Swap "regions" for "areas" in the material below, from the line containing "Find all labels, buttons, inputs, and" to the line containing "X-axis label: Humidex", and reproduce only those lines with everything else unchanged. Omit the pictures.

Records for this exercise |
• • • • • • •

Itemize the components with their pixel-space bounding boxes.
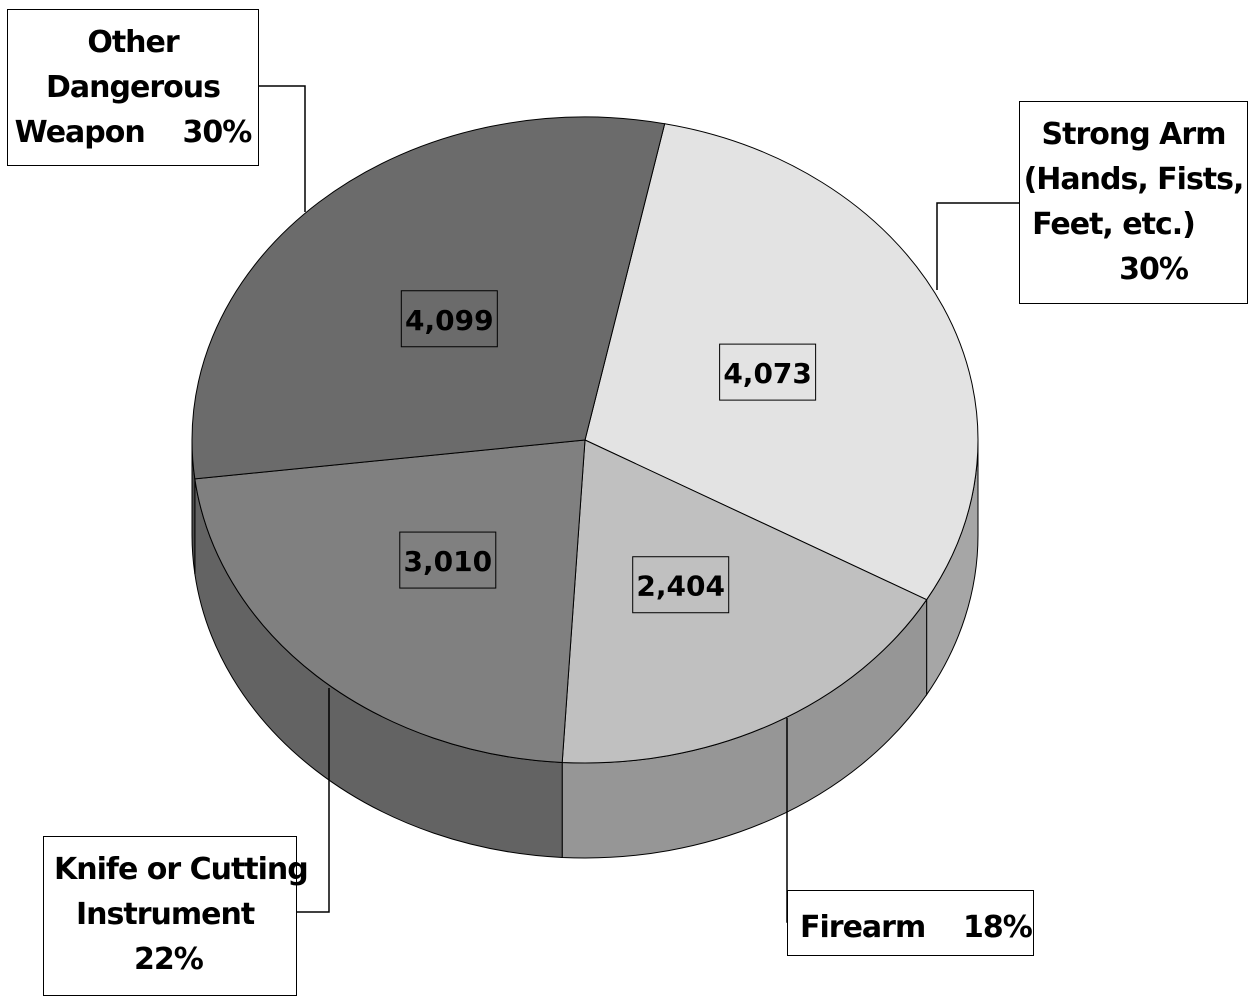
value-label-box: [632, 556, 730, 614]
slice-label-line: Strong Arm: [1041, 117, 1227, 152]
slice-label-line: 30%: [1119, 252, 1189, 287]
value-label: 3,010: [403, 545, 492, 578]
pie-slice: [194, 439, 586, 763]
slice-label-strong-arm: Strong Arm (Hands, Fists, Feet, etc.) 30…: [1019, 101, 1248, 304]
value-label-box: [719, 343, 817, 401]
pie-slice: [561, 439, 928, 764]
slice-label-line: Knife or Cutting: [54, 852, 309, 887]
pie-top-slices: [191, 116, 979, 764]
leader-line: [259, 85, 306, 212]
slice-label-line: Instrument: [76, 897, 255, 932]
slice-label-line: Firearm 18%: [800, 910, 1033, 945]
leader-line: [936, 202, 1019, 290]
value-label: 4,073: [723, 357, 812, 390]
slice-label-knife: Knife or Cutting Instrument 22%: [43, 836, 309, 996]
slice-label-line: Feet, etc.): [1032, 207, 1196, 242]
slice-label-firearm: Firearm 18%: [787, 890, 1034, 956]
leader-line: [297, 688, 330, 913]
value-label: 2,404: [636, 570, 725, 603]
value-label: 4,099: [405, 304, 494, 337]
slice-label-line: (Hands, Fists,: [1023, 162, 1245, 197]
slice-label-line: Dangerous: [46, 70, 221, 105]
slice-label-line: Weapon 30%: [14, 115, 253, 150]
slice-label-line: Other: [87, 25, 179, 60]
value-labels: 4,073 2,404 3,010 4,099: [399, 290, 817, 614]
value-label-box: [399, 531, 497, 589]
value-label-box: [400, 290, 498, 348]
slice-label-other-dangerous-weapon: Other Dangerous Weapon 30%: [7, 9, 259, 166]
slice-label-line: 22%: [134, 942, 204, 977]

• • • • • • •

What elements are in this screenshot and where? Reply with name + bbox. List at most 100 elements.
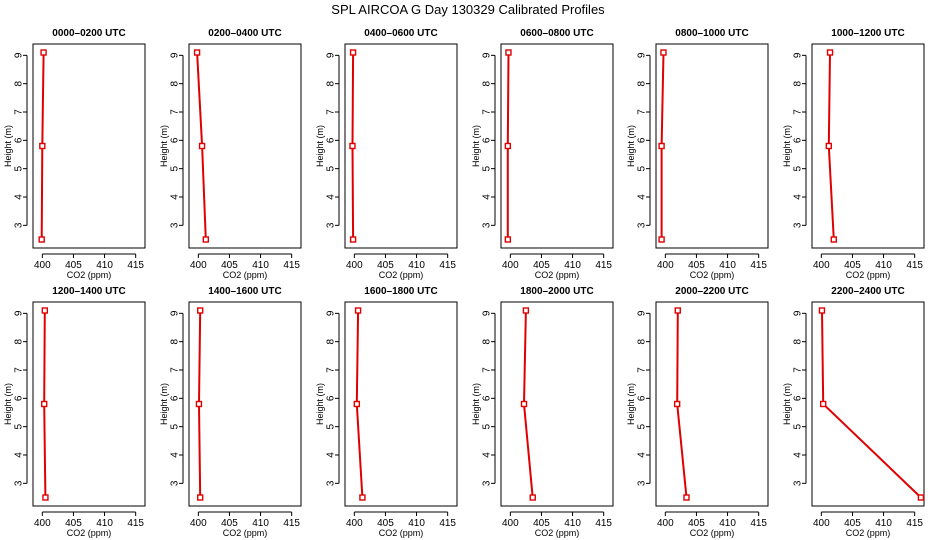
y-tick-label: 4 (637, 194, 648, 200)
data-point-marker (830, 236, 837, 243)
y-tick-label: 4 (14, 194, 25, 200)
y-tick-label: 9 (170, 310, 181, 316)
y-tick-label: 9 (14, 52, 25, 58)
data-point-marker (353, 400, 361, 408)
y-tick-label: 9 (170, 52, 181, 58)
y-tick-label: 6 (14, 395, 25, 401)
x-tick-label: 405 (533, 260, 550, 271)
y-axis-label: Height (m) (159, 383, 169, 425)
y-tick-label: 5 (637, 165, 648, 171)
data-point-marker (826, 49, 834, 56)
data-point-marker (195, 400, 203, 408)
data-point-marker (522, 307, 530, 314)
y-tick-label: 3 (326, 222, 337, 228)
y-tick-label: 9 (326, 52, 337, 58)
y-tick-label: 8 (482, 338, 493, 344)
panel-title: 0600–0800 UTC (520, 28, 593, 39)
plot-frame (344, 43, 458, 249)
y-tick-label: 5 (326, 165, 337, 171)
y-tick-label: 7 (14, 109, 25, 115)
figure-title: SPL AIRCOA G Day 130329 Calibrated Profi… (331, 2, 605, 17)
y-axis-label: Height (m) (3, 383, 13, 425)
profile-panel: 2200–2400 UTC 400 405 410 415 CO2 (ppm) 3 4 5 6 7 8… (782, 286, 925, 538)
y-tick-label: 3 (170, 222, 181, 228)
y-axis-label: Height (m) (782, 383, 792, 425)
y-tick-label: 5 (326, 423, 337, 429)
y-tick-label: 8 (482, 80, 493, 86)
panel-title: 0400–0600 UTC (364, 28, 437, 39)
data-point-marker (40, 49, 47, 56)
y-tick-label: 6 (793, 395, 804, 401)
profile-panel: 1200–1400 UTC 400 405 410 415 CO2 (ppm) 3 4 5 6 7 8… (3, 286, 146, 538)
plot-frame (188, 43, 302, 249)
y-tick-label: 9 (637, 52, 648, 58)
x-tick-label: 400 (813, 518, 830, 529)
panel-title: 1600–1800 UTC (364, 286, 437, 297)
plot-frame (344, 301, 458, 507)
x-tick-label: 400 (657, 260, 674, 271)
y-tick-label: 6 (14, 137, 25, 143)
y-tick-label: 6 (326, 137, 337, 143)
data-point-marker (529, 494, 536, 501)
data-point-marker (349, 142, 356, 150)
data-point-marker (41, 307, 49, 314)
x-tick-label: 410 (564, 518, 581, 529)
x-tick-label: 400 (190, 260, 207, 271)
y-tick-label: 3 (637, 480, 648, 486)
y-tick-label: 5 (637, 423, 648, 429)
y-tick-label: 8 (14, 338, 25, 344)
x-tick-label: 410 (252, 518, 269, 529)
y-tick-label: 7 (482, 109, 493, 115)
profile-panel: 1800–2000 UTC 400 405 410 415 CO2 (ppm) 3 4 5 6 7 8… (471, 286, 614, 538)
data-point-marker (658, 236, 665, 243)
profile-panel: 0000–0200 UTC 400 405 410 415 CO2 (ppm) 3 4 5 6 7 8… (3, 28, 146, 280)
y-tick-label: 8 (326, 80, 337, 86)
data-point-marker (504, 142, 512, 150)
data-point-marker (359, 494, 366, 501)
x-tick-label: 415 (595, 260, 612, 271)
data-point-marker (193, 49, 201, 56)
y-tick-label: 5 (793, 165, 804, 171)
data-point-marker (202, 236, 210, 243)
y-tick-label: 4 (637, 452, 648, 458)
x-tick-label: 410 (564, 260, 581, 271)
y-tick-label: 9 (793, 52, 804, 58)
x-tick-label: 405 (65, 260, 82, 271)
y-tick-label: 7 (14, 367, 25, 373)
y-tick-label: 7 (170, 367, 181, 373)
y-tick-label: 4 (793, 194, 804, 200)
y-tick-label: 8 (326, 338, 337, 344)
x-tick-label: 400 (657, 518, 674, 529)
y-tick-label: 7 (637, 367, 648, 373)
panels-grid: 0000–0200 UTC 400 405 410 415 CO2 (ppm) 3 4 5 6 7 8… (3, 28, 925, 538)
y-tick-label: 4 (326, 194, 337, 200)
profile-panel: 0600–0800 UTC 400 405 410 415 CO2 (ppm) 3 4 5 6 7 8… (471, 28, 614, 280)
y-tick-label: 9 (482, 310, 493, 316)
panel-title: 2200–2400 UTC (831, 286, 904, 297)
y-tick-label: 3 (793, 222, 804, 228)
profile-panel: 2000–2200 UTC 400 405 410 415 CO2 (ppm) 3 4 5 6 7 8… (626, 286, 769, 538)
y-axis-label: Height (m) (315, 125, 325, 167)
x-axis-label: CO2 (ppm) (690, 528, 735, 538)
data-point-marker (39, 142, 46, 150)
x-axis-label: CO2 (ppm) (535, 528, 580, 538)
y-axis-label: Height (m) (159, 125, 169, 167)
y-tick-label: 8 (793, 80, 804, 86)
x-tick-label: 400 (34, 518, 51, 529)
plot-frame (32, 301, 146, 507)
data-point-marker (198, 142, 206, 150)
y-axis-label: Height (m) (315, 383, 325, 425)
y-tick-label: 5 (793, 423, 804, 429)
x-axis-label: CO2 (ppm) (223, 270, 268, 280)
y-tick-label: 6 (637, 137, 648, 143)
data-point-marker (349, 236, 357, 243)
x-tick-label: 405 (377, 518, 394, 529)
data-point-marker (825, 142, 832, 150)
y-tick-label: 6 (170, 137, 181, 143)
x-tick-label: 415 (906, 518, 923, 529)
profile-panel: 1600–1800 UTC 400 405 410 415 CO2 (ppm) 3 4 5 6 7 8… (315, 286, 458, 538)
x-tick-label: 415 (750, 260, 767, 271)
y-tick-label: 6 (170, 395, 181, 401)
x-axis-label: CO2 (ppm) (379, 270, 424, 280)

• • • • • • •

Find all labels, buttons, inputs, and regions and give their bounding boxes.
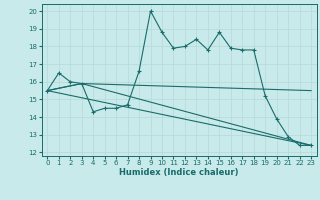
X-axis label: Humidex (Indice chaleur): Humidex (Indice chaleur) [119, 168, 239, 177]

• • • • • • •

Exercise result |
Find all labels, buttons, inputs, and areas and give their bounding boxes.
X-axis label: Humidex (Indice chaleur): Humidex (Indice chaleur) [119, 168, 239, 177]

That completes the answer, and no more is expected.